## What the exercise asks
Skip the images and return the records below exactly.

## Dataset

** start **

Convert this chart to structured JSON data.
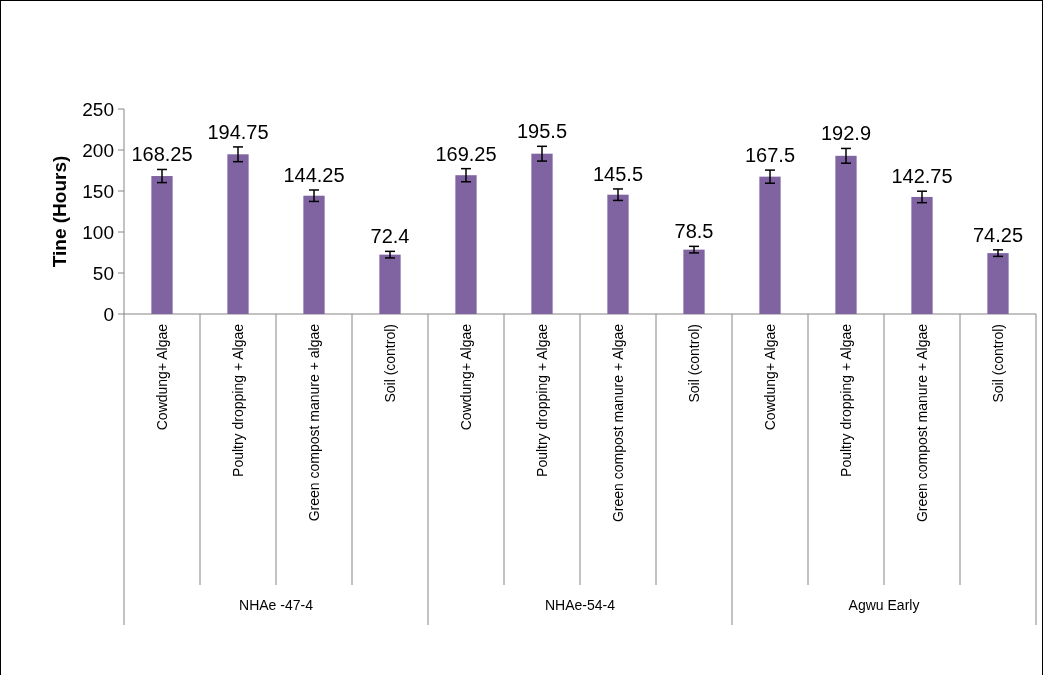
{
  "chart_data": {
    "type": "bar",
    "ylabel": "Tine (Hours)",
    "categories": [
      "Cowdung+ Algae",
      "Poultry dropping + Algae",
      "Green compost manure + algae",
      "Soil (control)",
      "Cowdung+ Algae",
      "Poultry dropping + Algae",
      "Green compost manure + Algae",
      "Soil (control)",
      "Cowdung+ Algae",
      "Poultry dropping + Algae",
      "Green compost manure + Algae",
      "Soil (control)"
    ],
    "values": [
      168.25,
      194.75,
      144.25,
      72.4,
      169.25,
      195.5,
      145.5,
      78.5,
      167.5,
      192.9,
      142.75,
      74.25
    ],
    "errors": [
      8,
      9,
      7,
      4,
      8,
      9,
      7,
      4,
      8,
      9,
      7,
      4
    ],
    "color": "#8064a2",
    "data_labels": true,
    "ylim": [
      0,
      250
    ],
    "yticks": [
      0,
      50,
      100,
      150,
      200,
      250
    ],
    "grid": false,
    "annotations": [
      "NHAe -47-4",
      "NHAe-54-4",
      "Agwu Early"
    ]
  }
}
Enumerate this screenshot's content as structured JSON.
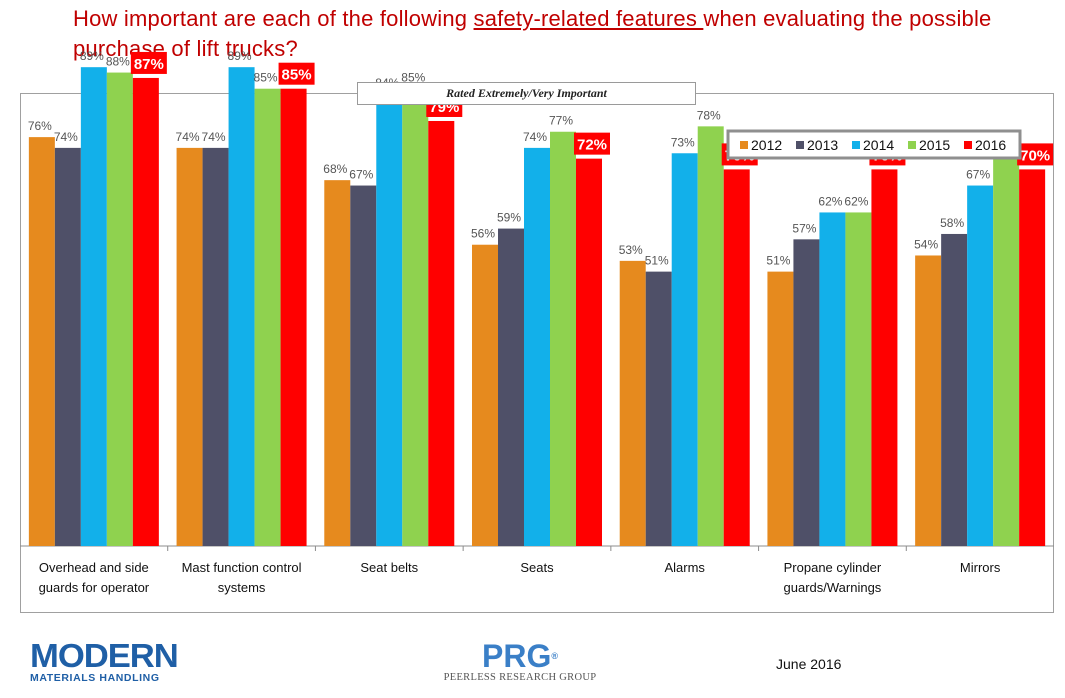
{
  "header": {
    "title_before": "How important are each of the following ",
    "title_highlight": "safety-related features ",
    "title_after": "when evaluating the possible purchase of lift trucks?"
  },
  "chart_data": {
    "type": "bar",
    "subtitle": "Rated Extremely/Very Important",
    "categories": [
      [
        "Overhead and side",
        "guards for operator"
      ],
      [
        "Mast function control",
        "systems"
      ],
      [
        "Seat belts"
      ],
      [
        "Seats"
      ],
      [
        "Alarms"
      ],
      [
        "Propane cylinder",
        "guards/Warnings"
      ],
      [
        "Mirrors"
      ]
    ],
    "series": [
      {
        "name": "2012",
        "color": "#e68a1e",
        "values": [
          76,
          74,
          68,
          56,
          53,
          51,
          54
        ]
      },
      {
        "name": "2013",
        "color": "#4f5068",
        "values": [
          74,
          74,
          67,
          59,
          51,
          57,
          58
        ]
      },
      {
        "name": "2014",
        "color": "#12b0ea",
        "values": [
          89,
          89,
          84,
          74,
          73,
          62,
          67
        ]
      },
      {
        "name": "2015",
        "color": "#8fd24f",
        "values": [
          88,
          85,
          85,
          77,
          78,
          62,
          73
        ]
      },
      {
        "name": "2016",
        "color": "#ff0000",
        "values": [
          87,
          85,
          79,
          72,
          70,
          70,
          70
        ]
      }
    ],
    "data_labels": [
      [
        "76%",
        "74%",
        "89%",
        "88%",
        "87%"
      ],
      [
        "74%",
        "74%",
        "89%",
        "85%",
        "85%"
      ],
      [
        "68%",
        "67%",
        "84%",
        "85%",
        "79%"
      ],
      [
        "56%",
        "59%",
        "74%",
        "77%",
        "72%"
      ],
      [
        "53%",
        "51%",
        "73%",
        "78%",
        "70%"
      ],
      [
        "51%",
        "57%",
        "62%",
        "62%",
        "70%"
      ],
      [
        "54%",
        "58%",
        "67%",
        "73%",
        "70%"
      ]
    ],
    "ylim": [
      0,
      100
    ],
    "grid": false,
    "legend_position": "top-right",
    "highlight_series": "2016"
  },
  "footer": {
    "logo_left_big": "MODERN",
    "logo_left_small": "MATERIALS HANDLING",
    "logo_center_big": "PRG",
    "logo_center_mark": "®",
    "logo_center_small": "PEERLESS RESEARCH GROUP",
    "date": "June 2016"
  }
}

** end **

## Written response
Convert this chart to structured JSON data.
{
  "chart_data": {
    "type": "bar",
    "ylabel": "Tine (Hours)",
    "categories": [
      "Cowdung+ Algae",
      "Poultry dropping + Algae",
      "Green compost manure + algae",
      "Soil (control)",
      "Cowdung+ Algae",
      "Poultry dropping + Algae",
      "Green compost manure + Algae",
      "Soil (control)",
      "Cowdung+ Algae",
      "Poultry dropping + Algae",
      "Green compost manure + Algae",
      "Soil (control)"
    ],
    "values": [
      168.25,
      194.75,
      144.25,
      72.4,
      169.25,
      195.5,
      145.5,
      78.5,
      167.5,
      192.9,
      142.75,
      74.25
    ],
    "errors": [
      8,
      9,
      7,
      4,
      8,
      9,
      7,
      4,
      8,
      9,
      7,
      4
    ],
    "color": "#8064a2",
    "data_labels": true,
    "ylim": [
      0,
      250
    ],
    "yticks": [
      0,
      50,
      100,
      150,
      200,
      250
    ],
    "grid": false,
    "annotations": [
      "NHAe -47-4",
      "NHAe-54-4",
      "Agwu Early"
    ]
  }
}
Enumerate this screenshot's content as structured JSON.
{
  "header": {
    "title_before": "How important are each of the following ",
    "title_highlight": "safety-related features ",
    "title_after": "when evaluating the possible purchase of lift trucks?"
  },
  "chart_data": {
    "type": "bar",
    "subtitle": "Rated Extremely/Very Important",
    "categories": [
      [
        "Overhead and side",
        "guards for operator"
      ],
      [
        "Mast function control",
        "systems"
      ],
      [
        "Seat belts"
      ],
      [
        "Seats"
      ],
      [
        "Alarms"
      ],
      [
        "Propane cylinder",
        "guards/Warnings"
      ],
      [
        "Mirrors"
      ]
    ],
    "series": [
      {
        "name": "2012",
        "color": "#e68a1e",
        "values": [
          76,
          74,
          68,
          56,
          53,
          51,
          54
        ]
      },
      {
        "name": "2013",
        "color": "#4f5068",
        "values": [
          74,
          74,
          67,
          59,
          51,
          57,
          58
        ]
      },
      {
        "name": "2014",
        "color": "#12b0ea",
        "values": [
          89,
          89,
          84,
          74,
          73,
          62,
          67
        ]
      },
      {
        "name": "2015",
        "color": "#8fd24f",
        "values": [
          88,
          85,
          85,
          77,
          78,
          62,
          73
        ]
      },
      {
        "name": "2016",
        "color": "#ff0000",
        "values": [
          87,
          85,
          79,
          72,
          70,
          70,
          70
        ]
      }
    ],
    "data_labels": [
      [
        "76%",
        "74%",
        "89%",
        "88%",
        "87%"
      ],
      [
        "74%",
        "74%",
        "89%",
        "85%",
        "85%"
      ],
      [
        "68%",
        "67%",
        "84%",
        "85%",
        "79%"
      ],
      [
        "56%",
        "59%",
        "74%",
        "77%",
        "72%"
      ],
      [
        "53%",
        "51%",
        "73%",
        "78%",
        "70%"
      ],
      [
        "51%",
        "57%",
        "62%",
        "62%",
        "70%"
      ],
      [
        "54%",
        "58%",
        "67%",
        "73%",
        "70%"
      ]
    ],
    "ylim": [
      0,
      100
    ],
    "grid": false,
    "legend_position": "top-right",
    "highlight_series": "2016"
  },
  "footer": {
    "logo_left_big": "MODERN",
    "logo_left_small": "MATERIALS HANDLING",
    "logo_center_big": "PRG",
    "logo_center_mark": "®",
    "logo_center_small": "PEERLESS RESEARCH GROUP",
    "date": "June 2016"
  }
}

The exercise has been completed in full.